- **Data shown**
▼
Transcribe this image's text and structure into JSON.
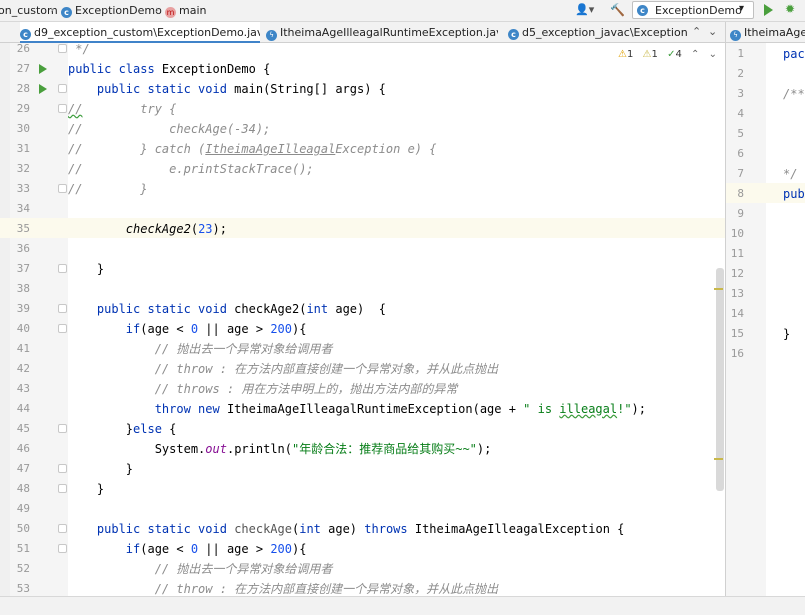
{
  "nav": {
    "crumb1": "on_custom",
    "crumb2": "ExceptionDemo",
    "crumb3": "main",
    "run_config": "ExceptionDemo"
  },
  "tabs": [
    "d9_exception_custom\\ExceptionDemo.java",
    "ItheimaAgeIlleagalRuntimeException.java",
    "d5_exception_javac\\ExceptionDemo",
    "ItheimaAgeIl"
  ],
  "inspection": {
    "warn1": "1",
    "warn2": "1",
    "ok": "4"
  },
  "editor": {
    "line_numbers": [
      "26",
      "27",
      "28",
      "29",
      "30",
      "31",
      "32",
      "33",
      "34",
      "35",
      "36",
      "37",
      "38",
      "39",
      "40",
      "41",
      "42",
      "43",
      "44",
      "45",
      "46",
      "47",
      "48",
      "49",
      "50",
      "51",
      "52",
      "53"
    ]
  },
  "editor2": {
    "line_numbers": [
      "1",
      "2",
      "3",
      "4",
      "5",
      "6",
      "7",
      "8",
      "9",
      "10",
      "11",
      "12",
      "13",
      "14",
      "15",
      "16"
    ],
    "lines": [
      "pacl",
      "",
      "/**",
      "",
      "",
      "",
      "*/",
      "publ",
      "",
      "",
      "",
      "",
      "",
      "",
      "}",
      ""
    ]
  }
}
▲
- **Instruction**
Excluding the pictures, reproduce every entry exactly as given.

- **Correct output**
Transcribe this image's text and structure into JSON.
{
  "nav": {
    "crumb1": "on_custom",
    "crumb2": "ExceptionDemo",
    "crumb3": "main",
    "run_config": "ExceptionDemo"
  },
  "tabs": [
    "d9_exception_custom\\ExceptionDemo.java",
    "ItheimaAgeIlleagalRuntimeException.java",
    "d5_exception_javac\\ExceptionDemo",
    "ItheimaAgeIl"
  ],
  "inspection": {
    "warn1": "1",
    "warn2": "1",
    "ok": "4"
  },
  "editor": {
    "line_numbers": [
      "26",
      "27",
      "28",
      "29",
      "30",
      "31",
      "32",
      "33",
      "34",
      "35",
      "36",
      "37",
      "38",
      "39",
      "40",
      "41",
      "42",
      "43",
      "44",
      "45",
      "46",
      "47",
      "48",
      "49",
      "50",
      "51",
      "52",
      "53"
    ]
  },
  "editor2": {
    "line_numbers": [
      "1",
      "2",
      "3",
      "4",
      "5",
      "6",
      "7",
      "8",
      "9",
      "10",
      "11",
      "12",
      "13",
      "14",
      "15",
      "16"
    ],
    "lines": [
      "pacl",
      "",
      "/**",
      "",
      "",
      "",
      "*/",
      "publ",
      "",
      "",
      "",
      "",
      "",
      "",
      "}",
      ""
    ]
  }
}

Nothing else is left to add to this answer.